* Requirement: Draw out every line with the word "item" from the listing below.

* Extracted entries:
********
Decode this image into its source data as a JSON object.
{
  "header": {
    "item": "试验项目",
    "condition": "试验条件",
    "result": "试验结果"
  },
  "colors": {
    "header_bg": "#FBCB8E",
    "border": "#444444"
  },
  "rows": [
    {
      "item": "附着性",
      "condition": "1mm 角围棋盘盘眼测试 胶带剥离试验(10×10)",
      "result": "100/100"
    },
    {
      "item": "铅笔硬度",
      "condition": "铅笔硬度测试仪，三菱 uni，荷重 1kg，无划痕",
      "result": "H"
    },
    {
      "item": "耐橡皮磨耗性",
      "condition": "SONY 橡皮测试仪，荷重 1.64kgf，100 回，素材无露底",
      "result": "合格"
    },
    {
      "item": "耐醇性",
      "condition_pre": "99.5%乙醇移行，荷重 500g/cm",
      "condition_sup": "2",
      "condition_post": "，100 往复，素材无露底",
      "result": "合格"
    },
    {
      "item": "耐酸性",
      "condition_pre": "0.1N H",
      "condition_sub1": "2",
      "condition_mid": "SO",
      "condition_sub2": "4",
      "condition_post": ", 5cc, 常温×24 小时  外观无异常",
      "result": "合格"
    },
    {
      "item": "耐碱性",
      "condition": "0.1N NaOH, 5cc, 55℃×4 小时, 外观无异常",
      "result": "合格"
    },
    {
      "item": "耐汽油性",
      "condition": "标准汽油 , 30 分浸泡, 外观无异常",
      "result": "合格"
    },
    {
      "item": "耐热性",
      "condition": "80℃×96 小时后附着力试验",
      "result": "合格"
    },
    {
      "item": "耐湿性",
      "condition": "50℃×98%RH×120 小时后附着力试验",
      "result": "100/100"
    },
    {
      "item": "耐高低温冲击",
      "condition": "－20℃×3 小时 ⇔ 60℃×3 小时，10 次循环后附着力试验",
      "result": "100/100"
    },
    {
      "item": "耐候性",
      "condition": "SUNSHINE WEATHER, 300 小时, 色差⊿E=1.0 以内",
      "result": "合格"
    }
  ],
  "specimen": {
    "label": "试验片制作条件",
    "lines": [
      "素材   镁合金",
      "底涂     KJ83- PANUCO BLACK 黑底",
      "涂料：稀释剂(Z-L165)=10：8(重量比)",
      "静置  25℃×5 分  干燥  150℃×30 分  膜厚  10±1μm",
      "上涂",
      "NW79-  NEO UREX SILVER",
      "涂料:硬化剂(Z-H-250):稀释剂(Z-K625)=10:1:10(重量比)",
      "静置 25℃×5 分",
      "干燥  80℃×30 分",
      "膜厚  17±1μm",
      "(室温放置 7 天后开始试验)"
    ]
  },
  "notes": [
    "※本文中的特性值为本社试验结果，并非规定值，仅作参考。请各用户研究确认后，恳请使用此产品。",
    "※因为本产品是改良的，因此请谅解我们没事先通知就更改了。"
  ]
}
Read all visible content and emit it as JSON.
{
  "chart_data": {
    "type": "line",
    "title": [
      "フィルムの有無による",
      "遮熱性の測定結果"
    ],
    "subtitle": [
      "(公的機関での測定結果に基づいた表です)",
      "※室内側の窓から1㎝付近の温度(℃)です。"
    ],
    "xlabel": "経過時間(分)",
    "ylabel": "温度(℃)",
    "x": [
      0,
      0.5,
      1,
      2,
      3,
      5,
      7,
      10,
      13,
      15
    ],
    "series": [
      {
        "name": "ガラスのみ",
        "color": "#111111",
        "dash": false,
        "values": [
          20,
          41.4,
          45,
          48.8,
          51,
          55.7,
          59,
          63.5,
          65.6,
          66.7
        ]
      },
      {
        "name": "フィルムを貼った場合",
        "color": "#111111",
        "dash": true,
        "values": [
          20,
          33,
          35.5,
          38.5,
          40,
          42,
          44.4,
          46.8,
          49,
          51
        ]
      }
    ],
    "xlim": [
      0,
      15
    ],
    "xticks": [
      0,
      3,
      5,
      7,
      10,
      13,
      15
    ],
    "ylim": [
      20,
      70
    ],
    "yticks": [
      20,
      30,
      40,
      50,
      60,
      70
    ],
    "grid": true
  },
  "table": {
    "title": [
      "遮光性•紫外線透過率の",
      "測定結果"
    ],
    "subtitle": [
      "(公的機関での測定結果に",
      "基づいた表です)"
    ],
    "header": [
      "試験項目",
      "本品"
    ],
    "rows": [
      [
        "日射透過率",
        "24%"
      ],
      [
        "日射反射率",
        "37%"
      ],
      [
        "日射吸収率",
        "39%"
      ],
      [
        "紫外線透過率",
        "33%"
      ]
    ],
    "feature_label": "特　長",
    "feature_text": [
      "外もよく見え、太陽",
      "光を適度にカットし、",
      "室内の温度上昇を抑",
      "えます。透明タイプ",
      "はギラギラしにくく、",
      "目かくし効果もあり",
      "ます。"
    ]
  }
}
********
* The result:
    "item": "试验项目",
      "item": "附着性",
      "item": "铅笔硬度",
      "item": "耐橡皮磨耗性",
      "item": "耐醇性",
      "item": "耐酸性",
      "item": "耐碱性",
      "item": "耐汽油性",
      "item": "耐热性",
      "item": "耐湿性",
      "item": "耐高低温冲击",
      "item": "耐候性",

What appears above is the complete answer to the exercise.